Exercise aim ▸ Your task is to extract every line from the material below exactly.

Records for the task ▸
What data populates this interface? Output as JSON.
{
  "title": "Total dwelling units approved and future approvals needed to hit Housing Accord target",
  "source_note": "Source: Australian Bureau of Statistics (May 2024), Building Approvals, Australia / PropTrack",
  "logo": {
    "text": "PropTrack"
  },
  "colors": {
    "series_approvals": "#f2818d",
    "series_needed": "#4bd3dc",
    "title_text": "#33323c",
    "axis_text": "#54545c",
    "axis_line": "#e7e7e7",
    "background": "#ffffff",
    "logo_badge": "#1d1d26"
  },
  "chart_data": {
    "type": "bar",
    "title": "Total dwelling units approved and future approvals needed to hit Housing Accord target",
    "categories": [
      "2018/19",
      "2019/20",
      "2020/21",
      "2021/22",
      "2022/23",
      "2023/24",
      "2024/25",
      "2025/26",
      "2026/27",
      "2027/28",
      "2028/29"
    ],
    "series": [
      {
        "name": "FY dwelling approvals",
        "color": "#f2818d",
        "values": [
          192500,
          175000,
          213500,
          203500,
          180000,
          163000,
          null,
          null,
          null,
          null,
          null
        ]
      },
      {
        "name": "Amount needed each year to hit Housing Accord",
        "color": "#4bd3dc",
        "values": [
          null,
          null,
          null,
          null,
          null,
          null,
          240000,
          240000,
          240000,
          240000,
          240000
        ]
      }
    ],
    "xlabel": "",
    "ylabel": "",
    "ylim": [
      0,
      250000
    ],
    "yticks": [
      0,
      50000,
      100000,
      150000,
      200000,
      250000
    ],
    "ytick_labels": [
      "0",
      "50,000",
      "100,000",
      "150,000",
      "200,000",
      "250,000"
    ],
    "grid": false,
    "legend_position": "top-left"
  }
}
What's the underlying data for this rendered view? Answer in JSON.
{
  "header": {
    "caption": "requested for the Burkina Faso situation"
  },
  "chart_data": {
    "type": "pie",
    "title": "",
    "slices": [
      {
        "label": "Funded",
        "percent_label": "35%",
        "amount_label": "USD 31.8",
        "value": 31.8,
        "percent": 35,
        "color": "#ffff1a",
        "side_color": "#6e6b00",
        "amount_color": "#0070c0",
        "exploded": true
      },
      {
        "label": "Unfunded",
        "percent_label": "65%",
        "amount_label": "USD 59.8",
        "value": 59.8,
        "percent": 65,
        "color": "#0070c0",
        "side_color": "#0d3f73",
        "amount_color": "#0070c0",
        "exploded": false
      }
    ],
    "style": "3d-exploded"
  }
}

Result of this exercise ▸
What data populates this interface? Output as JSON.
{
  "title": "Total dwelling units approved and future approvals needed to hit Housing Accord target",
  "source_note": "Source: Australian Bureau of Statistics (May 2024), Building Approvals, Australia / PropTrack",
  "logo": {
    "text": "PropTrack"
  },
  "colors": {
    "series_approvals": "#f2818d",
    "series_needed": "#4bd3dc",
    "title_text": "#33323c",
    "axis_text": "#54545c",
    "axis_line": "#e7e7e7",
    "background": "#ffffff",
    "logo_badge": "#1d1d26"
  },
  "chart_data": {
    "type": "bar",
    "title": "Total dwelling units approved and future approvals needed to hit Housing Accord target",
    "categories": [
      "2018/19",
      "2019/20",
      "2020/21",
      "2021/22",
      "2022/23",
      "2023/24",
      "2024/25",
      "2025/26",
      "2026/27",
      "2027/28",
      "2028/29"
    ],
    "series": [
      {
        "name": "FY dwelling approvals",
        "color": "#f2818d",
        "values": [
          192500,
          175000,
          213500,
          203500,
          180000,
          163000,
          null,
          null,
          null,
          null,
          null
        ]
      },
      {
        "name": "Amount needed each year to hit Housing Accord",
        "color": "#4bd3dc",
        "values": [
          null,
          null,
          null,
          null,
          null,
          null,
          240000,
          240000,
          240000,
          240000,
          240000
        ]
      }
    ],
    "xlabel": "",
    "ylabel": "",
    "ylim": [
      0,
      250000
    ],
    "yticks": [
      0,
      50000,
      100000,
      150000,
      200000,
      250000
    ],
    "ytick_labels": [
      "0",
      "50,000",
      "100,000",
      "150,000",
      "200,000",
      "250,000"
    ],
    "grid": false,
    "legend_position": "top-left"
  }
}
What's the underlying data for this rendered view? Answer in JSON.
{
  "header": {
    "caption": "requested for the Burkina Faso situation"
  },
  "chart_data": {
    "type": "pie",
    "title": "",
    "slices": [
      {
        "label": "Funded",
        "percent_label": "35%",
        "amount_label": "USD 31.8",
        "value": 31.8,
        "percent": 35,
        "color": "#ffff1a",
        "side_color": "#6e6b00",
        "amount_color": "#0070c0",
        "exploded": true
      },
      {
        "label": "Unfunded",
        "percent_label": "65%",
        "amount_label": "USD 59.8",
        "value": 59.8,
        "percent": 65,
        "color": "#0070c0",
        "side_color": "#0d3f73",
        "amount_color": "#0070c0",
        "exploded": false
      }
    ],
    "style": "3d-exploded"
  }
}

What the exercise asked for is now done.